§ **Records supplied**:

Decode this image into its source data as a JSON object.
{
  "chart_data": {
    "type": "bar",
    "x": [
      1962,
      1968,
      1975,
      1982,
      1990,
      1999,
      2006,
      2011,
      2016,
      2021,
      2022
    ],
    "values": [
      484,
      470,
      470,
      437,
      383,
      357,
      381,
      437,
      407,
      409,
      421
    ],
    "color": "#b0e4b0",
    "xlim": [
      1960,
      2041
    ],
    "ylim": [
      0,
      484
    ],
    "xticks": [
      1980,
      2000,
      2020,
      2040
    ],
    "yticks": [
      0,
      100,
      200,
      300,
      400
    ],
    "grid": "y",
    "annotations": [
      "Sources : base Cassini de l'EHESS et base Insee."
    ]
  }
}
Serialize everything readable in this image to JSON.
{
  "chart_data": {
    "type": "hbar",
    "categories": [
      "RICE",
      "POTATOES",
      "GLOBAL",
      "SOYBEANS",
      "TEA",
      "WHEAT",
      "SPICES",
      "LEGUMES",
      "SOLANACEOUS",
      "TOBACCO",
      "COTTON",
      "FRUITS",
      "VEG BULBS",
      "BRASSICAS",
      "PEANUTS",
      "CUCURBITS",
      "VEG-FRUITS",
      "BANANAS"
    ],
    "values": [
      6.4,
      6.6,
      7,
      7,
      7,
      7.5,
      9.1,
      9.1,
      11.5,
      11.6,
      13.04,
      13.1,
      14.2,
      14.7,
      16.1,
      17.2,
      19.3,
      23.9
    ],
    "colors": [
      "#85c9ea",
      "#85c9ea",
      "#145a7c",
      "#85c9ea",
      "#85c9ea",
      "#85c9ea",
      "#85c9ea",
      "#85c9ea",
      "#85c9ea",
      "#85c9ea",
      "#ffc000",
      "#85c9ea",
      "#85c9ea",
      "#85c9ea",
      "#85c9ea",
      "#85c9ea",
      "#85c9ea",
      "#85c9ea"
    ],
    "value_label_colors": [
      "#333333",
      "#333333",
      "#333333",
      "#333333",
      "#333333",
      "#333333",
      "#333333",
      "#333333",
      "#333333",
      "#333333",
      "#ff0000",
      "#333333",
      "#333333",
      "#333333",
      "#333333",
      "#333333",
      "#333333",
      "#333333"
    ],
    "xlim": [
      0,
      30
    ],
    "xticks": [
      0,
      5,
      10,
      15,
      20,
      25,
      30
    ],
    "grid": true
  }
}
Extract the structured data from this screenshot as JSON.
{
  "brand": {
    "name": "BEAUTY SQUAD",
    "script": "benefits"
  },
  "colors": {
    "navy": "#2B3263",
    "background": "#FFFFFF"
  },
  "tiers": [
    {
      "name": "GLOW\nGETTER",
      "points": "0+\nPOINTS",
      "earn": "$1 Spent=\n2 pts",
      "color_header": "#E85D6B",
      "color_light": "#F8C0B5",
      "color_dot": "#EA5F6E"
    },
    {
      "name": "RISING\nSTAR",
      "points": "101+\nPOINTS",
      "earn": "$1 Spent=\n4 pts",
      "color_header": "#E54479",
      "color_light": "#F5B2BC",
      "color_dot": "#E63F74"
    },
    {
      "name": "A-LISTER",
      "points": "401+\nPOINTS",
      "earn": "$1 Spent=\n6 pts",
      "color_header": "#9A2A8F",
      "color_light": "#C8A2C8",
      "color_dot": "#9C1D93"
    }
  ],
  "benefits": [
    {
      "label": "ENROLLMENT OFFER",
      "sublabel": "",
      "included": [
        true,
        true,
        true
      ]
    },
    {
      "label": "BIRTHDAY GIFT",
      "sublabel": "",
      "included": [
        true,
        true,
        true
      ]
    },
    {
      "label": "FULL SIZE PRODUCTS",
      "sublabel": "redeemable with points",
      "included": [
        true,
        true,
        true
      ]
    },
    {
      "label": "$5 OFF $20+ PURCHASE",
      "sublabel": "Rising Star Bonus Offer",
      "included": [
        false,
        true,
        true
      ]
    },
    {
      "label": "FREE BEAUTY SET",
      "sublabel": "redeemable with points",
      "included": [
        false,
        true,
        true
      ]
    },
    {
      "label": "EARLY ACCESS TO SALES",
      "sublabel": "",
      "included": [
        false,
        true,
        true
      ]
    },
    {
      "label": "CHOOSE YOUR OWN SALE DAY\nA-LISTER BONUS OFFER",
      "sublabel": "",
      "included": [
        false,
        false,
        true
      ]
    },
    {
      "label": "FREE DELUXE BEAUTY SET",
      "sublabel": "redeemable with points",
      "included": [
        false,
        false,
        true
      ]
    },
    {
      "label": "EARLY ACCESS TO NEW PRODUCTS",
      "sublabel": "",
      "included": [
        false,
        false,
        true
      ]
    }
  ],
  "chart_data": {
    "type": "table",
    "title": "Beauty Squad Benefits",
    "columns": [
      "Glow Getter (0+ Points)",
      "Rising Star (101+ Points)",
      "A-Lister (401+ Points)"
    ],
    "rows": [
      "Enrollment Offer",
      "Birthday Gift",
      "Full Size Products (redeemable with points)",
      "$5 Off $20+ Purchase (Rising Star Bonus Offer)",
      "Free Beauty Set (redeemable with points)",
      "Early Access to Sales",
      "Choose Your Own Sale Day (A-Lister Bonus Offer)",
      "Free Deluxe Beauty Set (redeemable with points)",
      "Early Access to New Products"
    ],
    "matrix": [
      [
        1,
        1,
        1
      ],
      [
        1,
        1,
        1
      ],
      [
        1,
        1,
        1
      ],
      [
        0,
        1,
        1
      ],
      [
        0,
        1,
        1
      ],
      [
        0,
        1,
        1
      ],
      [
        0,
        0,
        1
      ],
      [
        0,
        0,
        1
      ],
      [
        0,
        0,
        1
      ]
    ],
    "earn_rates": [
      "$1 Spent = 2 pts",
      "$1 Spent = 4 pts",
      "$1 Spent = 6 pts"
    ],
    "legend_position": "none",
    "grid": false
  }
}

§ **Given problem**: Copy out all of the lines above exactly.

§ **Response to the task**:
Decode this image into its source data as a JSON object.
{
  "chart_data": {
    "type": "bar",
    "x": [
      1962,
      1968,
      1975,
      1982,
      1990,
      1999,
      2006,
      2011,
      2016,
      2021,
      2022
    ],
    "values": [
      484,
      470,
      470,
      437,
      383,
      357,
      381,
      437,
      407,
      409,
      421
    ],
    "color": "#b0e4b0",
    "xlim": [
      1960,
      2041
    ],
    "ylim": [
      0,
      484
    ],
    "xticks": [
      1980,
      2000,
      2020,
      2040
    ],
    "yticks": [
      0,
      100,
      200,
      300,
      400
    ],
    "grid": "y",
    "annotations": [
      "Sources : base Cassini de l'EHESS et base Insee."
    ]
  }
}
Serialize everything readable in this image to JSON.
{
  "chart_data": {
    "type": "hbar",
    "categories": [
      "RICE",
      "POTATOES",
      "GLOBAL",
      "SOYBEANS",
      "TEA",
      "WHEAT",
      "SPICES",
      "LEGUMES",
      "SOLANACEOUS",
      "TOBACCO",
      "COTTON",
      "FRUITS",
      "VEG BULBS",
      "BRASSICAS",
      "PEANUTS",
      "CUCURBITS",
      "VEG-FRUITS",
      "BANANAS"
    ],
    "values": [
      6.4,
      6.6,
      7,
      7,
      7,
      7.5,
      9.1,
      9.1,
      11.5,
      11.6,
      13.04,
      13.1,
      14.2,
      14.7,
      16.1,
      17.2,
      19.3,
      23.9
    ],
    "colors": [
      "#85c9ea",
      "#85c9ea",
      "#145a7c",
      "#85c9ea",
      "#85c9ea",
      "#85c9ea",
      "#85c9ea",
      "#85c9ea",
      "#85c9ea",
      "#85c9ea",
      "#ffc000",
      "#85c9ea",
      "#85c9ea",
      "#85c9ea",
      "#85c9ea",
      "#85c9ea",
      "#85c9ea",
      "#85c9ea"
    ],
    "value_label_colors": [
      "#333333",
      "#333333",
      "#333333",
      "#333333",
      "#333333",
      "#333333",
      "#333333",
      "#333333",
      "#333333",
      "#333333",
      "#ff0000",
      "#333333",
      "#333333",
      "#333333",
      "#333333",
      "#333333",
      "#333333",
      "#333333"
    ],
    "xlim": [
      0,
      30
    ],
    "xticks": [
      0,
      5,
      10,
      15,
      20,
      25,
      30
    ],
    "grid": true
  }
}
Extract the structured data from this screenshot as JSON.
{
  "brand": {
    "name": "BEAUTY SQUAD",
    "script": "benefits"
  },
  "colors": {
    "navy": "#2B3263",
    "background": "#FFFFFF"
  },
  "tiers": [
    {
      "name": "GLOW\nGETTER",
      "points": "0+\nPOINTS",
      "earn": "$1 Spent=\n2 pts",
      "color_header": "#E85D6B",
      "color_light": "#F8C0B5",
      "color_dot": "#EA5F6E"
    },
    {
      "name": "RISING\nSTAR",
      "points": "101+\nPOINTS",
      "earn": "$1 Spent=\n4 pts",
      "color_header": "#E54479",
      "color_light": "#F5B2BC",
      "color_dot": "#E63F74"
    },
    {
      "name": "A-LISTER",
      "points": "401+\nPOINTS",
      "earn": "$1 Spent=\n6 pts",
      "color_header": "#9A2A8F",
      "color_light": "#C8A2C8",
      "color_dot": "#9C1D93"
    }
  ],
  "benefits": [
    {
      "label": "ENROLLMENT OFFER",
      "sublabel": "",
      "included": [
        true,
        true,
        true
      ]
    },
    {
      "label": "BIRTHDAY GIFT",
      "sublabel": "",
      "included": [
        true,
        true,
        true
      ]
    },
    {
      "label": "FULL SIZE PRODUCTS",
      "sublabel": "redeemable with points",
      "included": [
        true,
        true,
        true
      ]
    },
    {
      "label": "$5 OFF $20+ PURCHASE",
      "sublabel": "Rising Star Bonus Offer",
      "included": [
        false,
        true,
        true
      ]
    },
    {
      "label": "FREE BEAUTY SET",
      "sublabel": "redeemable with points",
      "included": [
        false,
        true,
        true
      ]
    },
    {
      "label": "EARLY ACCESS TO SALES",
      "sublabel": "",
      "included": [
        false,
        true,
        true
      ]
    },
    {
      "label": "CHOOSE YOUR OWN SALE DAY\nA-LISTER BONUS OFFER",
      "sublabel": "",
      "included": [
        false,
        false,
        true
      ]
    },
    {
      "label": "FREE DELUXE BEAUTY SET",
      "sublabel": "redeemable with points",
      "included": [
        false,
        false,
        true
      ]
    },
    {
      "label": "EARLY ACCESS TO NEW PRODUCTS",
      "sublabel": "",
      "included": [
        false,
        false,
        true
      ]
    }
  ],
  "chart_data": {
    "type": "table",
    "title": "Beauty Squad Benefits",
    "columns": [
      "Glow Getter (0+ Points)",
      "Rising Star (101+ Points)",
      "A-Lister (401+ Points)"
    ],
    "rows": [
      "Enrollment Offer",
      "Birthday Gift",
      "Full Size Products (redeemable with points)",
      "$5 Off $20+ Purchase (Rising Star Bonus Offer)",
      "Free Beauty Set (redeemable with points)",
      "Early Access to Sales",
      "Choose Your Own Sale Day (A-Lister Bonus Offer)",
      "Free Deluxe Beauty Set (redeemable with points)",
      "Early Access to New Products"
    ],
    "matrix": [
      [
        1,
        1,
        1
      ],
      [
        1,
        1,
        1
      ],
      [
        1,
        1,
        1
      ],
      [
        0,
        1,
        1
      ],
      [
        0,
        1,
        1
      ],
      [
        0,
        1,
        1
      ],
      [
        0,
        0,
        1
      ],
      [
        0,
        0,
        1
      ],
      [
        0,
        0,
        1
      ]
    ],
    "earn_rates": [
      "$1 Spent = 2 pts",
      "$1 Spent = 4 pts",
      "$1 Spent = 6 pts"
    ],
    "legend_position": "none",
    "grid": false
  }
}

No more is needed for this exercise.